GOAL: Convert the lines from the start of the items through the line containing "The magnetic induction", inclusive, into a JSON list of strings with one string per line, leaving out any blank lines.

DATASET ROWS:
--------------------------------
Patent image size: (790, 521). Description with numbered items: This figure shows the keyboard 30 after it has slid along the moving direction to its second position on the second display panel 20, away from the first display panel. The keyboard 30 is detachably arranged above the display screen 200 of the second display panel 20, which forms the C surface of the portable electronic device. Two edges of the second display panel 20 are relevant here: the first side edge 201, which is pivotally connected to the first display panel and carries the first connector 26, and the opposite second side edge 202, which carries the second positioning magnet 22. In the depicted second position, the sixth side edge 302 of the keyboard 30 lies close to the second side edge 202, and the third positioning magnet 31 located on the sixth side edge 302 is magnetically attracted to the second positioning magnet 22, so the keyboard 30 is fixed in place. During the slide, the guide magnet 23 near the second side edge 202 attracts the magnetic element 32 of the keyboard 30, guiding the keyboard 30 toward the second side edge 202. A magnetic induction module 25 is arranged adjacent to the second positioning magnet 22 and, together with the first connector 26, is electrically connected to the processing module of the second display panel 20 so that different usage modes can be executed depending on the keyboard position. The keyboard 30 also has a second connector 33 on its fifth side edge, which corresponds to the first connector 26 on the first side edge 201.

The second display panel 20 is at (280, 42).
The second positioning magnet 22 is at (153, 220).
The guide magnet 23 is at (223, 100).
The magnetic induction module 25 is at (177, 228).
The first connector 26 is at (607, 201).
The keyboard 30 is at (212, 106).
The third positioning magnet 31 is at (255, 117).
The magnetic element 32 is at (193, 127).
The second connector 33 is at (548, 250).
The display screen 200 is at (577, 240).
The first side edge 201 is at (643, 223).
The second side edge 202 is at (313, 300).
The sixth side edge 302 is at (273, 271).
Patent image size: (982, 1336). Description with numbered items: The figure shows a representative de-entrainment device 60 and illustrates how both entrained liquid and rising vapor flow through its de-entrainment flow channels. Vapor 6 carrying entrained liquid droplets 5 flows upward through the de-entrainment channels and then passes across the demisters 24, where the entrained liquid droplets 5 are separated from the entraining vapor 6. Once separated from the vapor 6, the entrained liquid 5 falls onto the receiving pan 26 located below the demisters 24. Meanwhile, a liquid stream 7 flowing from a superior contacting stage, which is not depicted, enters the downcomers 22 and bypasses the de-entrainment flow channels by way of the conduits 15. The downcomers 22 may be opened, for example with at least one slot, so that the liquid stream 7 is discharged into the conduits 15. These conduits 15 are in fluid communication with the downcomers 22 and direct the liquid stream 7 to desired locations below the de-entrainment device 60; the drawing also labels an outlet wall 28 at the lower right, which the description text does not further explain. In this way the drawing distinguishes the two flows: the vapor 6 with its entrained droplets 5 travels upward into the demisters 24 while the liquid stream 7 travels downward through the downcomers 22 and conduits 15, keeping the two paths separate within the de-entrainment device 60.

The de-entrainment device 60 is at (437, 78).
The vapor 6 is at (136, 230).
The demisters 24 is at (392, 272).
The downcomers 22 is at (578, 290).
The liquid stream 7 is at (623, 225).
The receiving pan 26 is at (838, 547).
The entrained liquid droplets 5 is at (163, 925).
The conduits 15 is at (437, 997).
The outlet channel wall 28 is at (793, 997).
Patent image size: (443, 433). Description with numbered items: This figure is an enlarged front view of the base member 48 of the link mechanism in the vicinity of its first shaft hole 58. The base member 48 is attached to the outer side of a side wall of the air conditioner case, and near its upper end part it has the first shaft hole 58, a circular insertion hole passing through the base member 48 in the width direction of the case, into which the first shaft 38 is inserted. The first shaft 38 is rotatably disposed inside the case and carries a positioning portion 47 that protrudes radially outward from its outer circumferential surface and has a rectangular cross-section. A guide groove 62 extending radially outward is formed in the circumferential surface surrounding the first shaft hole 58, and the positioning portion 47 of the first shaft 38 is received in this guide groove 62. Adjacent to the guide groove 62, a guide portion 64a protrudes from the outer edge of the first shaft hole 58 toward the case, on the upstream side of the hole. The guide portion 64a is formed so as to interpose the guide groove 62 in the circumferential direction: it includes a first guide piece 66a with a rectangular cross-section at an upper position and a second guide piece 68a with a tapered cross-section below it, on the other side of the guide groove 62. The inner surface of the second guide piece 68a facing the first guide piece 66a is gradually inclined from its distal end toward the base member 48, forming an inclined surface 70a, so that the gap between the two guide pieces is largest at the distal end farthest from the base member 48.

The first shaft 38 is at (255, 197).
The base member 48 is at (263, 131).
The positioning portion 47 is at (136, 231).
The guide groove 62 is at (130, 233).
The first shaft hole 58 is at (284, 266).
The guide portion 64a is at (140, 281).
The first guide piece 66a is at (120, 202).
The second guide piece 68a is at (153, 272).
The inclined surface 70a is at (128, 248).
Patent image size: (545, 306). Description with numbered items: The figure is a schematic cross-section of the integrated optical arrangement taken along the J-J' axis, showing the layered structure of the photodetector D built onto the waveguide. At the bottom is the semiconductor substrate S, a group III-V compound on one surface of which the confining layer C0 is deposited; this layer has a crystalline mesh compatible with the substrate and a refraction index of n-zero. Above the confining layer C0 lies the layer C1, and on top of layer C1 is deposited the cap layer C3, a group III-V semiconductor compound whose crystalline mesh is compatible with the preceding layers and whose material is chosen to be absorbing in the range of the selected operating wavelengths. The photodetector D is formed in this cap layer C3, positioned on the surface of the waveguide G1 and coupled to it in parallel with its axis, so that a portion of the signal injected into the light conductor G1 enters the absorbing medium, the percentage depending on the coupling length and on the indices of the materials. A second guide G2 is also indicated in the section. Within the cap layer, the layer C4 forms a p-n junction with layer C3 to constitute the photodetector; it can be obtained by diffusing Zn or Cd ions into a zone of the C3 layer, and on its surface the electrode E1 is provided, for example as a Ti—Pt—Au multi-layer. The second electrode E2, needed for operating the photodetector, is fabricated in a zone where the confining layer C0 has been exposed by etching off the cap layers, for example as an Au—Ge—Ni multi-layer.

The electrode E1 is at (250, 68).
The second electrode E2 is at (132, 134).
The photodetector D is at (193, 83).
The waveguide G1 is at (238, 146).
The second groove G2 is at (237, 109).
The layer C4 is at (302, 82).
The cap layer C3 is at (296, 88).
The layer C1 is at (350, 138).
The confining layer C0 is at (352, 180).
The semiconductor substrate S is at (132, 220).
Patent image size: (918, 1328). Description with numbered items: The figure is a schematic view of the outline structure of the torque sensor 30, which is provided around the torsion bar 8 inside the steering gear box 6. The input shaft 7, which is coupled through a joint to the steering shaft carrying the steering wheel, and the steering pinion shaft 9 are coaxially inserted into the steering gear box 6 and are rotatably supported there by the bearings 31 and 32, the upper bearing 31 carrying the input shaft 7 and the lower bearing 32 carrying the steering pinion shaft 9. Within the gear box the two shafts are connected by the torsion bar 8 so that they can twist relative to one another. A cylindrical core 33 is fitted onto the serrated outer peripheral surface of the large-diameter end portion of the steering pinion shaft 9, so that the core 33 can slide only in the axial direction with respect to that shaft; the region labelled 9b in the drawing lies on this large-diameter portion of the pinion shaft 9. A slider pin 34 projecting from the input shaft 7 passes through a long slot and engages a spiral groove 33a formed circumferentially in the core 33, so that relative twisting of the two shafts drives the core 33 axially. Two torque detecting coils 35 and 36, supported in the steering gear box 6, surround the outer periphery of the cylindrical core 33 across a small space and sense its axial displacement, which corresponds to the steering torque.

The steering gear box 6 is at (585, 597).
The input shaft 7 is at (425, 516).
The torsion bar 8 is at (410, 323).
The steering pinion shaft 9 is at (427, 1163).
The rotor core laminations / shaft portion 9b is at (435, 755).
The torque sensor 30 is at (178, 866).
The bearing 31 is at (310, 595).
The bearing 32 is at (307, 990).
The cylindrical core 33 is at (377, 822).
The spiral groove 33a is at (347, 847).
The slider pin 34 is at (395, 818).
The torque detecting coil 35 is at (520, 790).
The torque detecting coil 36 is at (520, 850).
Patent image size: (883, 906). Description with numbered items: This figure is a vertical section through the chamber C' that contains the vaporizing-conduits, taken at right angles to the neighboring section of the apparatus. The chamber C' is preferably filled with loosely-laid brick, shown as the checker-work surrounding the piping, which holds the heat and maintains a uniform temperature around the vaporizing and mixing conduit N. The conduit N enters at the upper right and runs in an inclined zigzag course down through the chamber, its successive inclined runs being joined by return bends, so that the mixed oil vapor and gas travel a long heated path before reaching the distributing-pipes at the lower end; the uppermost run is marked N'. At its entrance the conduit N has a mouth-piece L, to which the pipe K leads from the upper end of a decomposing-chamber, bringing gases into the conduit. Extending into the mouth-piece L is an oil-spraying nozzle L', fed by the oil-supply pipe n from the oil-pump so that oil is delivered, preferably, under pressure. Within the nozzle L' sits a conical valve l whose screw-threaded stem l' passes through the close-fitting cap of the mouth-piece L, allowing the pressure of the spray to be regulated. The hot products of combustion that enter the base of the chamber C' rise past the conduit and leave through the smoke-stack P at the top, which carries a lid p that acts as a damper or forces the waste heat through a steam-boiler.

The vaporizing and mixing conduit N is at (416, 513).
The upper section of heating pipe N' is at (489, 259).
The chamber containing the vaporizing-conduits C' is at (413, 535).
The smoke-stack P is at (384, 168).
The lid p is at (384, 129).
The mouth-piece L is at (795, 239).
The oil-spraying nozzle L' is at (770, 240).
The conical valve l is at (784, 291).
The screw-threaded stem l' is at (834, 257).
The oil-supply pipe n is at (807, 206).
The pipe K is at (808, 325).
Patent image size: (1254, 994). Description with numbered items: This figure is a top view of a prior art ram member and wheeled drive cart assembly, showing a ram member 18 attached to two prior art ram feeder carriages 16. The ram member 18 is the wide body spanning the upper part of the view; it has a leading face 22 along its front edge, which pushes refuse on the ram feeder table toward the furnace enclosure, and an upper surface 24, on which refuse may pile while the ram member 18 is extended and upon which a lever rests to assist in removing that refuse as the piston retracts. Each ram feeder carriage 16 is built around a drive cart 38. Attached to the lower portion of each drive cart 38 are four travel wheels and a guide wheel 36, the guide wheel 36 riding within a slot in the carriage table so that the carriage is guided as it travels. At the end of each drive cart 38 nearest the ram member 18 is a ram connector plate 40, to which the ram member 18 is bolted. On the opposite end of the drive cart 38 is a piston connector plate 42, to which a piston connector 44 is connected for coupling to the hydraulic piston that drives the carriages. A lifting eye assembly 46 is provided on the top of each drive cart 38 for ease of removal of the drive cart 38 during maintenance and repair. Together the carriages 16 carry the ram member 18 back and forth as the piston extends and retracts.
--------------------------------
SOLUTION:
[
  "Patent image size: (790, 521). Description with numbered items: This figure shows the keyboard 30 after it has slid along the moving direction to its second position on the second display panel 20, away from the first display panel. The keyboard 30 is detachably arranged above the display screen 200 of the second display panel 20, which forms the C surface of the portable electronic device. Two edges of the second display panel 20 are relevant here: the first side edge 201, which is pivotally connected to the first display panel and carries the first connector 26, and the opposite second side edge 202, which carries the second positioning magnet 22. In the depicted second position, the sixth side edge 302 of the keyboard 30 lies close to the second side edge 202, and the third positioning magnet 31 located on the sixth side edge 302 is magnetically attracted to the second positioning magnet 22, so the keyboard 30 is fixed in place. During the slide, the guide magnet 23 near the second side edge 202 attracts the magnetic element 32 of the keyboard 30, guiding the keyboard 30 toward the second side edge 202. A magnetic induction module 25 is arranged adjacent to the second positioning magnet 22 and, together with the first connector 26, is electrically connected to the processing module of the second display panel 20 so that different usage modes can be executed depending on the keyboard position. The keyboard 30 also has a second connector 33 on its fifth side edge, which corresponds to the first connector 26 on the first side edge 201.",
  "The second display panel 20 is at (280, 42).",
  "The second positioning magnet 22 is at (153, 220).",
  "The guide magnet 23 is at (223, 100).",
  "The magnetic induction module 25 is at (177, 228)."
]